** start Record excerpts **

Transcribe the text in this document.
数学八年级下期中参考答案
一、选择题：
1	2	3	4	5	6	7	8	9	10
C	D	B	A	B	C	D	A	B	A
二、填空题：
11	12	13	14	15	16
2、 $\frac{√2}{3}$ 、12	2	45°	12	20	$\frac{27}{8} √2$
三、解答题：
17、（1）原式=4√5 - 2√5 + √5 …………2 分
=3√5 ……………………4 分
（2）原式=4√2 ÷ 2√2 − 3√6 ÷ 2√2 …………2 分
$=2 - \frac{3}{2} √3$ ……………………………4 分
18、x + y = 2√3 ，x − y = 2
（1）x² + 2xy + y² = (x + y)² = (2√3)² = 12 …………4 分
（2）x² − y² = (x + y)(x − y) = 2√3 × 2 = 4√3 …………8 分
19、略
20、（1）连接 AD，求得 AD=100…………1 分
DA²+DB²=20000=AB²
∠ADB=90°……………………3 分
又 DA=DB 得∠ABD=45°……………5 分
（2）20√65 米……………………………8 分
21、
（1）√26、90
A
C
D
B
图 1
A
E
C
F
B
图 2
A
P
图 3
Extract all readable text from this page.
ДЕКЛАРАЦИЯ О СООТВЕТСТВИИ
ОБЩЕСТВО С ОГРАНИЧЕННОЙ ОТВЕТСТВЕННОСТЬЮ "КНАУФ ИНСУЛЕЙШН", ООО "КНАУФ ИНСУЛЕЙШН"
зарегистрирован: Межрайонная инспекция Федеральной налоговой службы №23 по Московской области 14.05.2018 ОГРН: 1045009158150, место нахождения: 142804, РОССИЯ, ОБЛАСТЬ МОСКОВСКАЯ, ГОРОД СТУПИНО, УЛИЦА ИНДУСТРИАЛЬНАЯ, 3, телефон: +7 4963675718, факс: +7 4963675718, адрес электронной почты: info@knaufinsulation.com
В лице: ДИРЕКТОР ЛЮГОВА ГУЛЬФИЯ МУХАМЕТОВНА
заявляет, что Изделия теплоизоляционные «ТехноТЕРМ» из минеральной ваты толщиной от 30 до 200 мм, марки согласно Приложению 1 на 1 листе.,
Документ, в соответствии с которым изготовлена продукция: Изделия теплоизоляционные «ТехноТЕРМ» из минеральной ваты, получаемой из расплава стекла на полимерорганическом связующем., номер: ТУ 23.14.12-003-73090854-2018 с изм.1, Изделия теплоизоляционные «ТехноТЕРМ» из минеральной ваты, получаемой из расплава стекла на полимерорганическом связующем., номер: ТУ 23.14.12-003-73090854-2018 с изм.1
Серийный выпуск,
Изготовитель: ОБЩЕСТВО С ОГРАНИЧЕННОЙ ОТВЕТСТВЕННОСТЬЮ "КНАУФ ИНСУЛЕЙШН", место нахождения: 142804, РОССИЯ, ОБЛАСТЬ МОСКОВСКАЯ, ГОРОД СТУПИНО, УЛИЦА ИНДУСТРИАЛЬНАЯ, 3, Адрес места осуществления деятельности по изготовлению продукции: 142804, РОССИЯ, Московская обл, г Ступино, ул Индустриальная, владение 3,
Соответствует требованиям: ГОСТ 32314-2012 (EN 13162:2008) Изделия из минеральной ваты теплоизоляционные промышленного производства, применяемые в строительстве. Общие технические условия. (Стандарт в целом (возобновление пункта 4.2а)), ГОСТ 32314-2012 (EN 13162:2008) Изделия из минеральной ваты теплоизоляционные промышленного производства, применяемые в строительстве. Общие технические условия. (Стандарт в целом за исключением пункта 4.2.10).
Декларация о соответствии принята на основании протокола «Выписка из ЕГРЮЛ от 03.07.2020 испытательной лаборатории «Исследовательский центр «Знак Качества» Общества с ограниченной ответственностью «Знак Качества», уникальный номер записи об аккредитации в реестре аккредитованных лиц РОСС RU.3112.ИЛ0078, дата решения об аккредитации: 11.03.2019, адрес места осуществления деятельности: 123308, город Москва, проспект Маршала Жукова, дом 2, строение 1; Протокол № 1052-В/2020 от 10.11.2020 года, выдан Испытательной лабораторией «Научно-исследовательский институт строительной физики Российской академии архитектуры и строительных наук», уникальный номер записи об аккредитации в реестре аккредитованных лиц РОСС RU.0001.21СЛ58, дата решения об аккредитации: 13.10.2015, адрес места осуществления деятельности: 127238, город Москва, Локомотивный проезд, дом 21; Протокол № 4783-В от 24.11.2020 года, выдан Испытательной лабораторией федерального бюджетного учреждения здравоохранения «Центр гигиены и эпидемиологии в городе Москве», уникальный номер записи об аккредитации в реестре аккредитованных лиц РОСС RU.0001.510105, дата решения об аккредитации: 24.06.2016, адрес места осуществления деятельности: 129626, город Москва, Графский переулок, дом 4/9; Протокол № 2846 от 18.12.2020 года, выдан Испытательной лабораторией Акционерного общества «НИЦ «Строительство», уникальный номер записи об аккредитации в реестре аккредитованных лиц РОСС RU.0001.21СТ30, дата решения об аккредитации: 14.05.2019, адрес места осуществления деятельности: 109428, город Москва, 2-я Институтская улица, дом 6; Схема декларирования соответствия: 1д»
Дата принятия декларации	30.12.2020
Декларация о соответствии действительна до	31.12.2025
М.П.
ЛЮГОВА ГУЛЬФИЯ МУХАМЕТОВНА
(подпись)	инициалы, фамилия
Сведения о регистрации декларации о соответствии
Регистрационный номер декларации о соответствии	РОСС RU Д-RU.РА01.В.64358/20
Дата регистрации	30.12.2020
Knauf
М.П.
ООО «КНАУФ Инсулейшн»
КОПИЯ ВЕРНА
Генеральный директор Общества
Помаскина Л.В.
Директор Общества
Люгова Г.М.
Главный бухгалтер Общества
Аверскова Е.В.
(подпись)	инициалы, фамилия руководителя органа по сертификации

** end Record excerpts **

* [Work to do] State the count of lines with the word "text" in them, and write nothing else.

* [Response] 2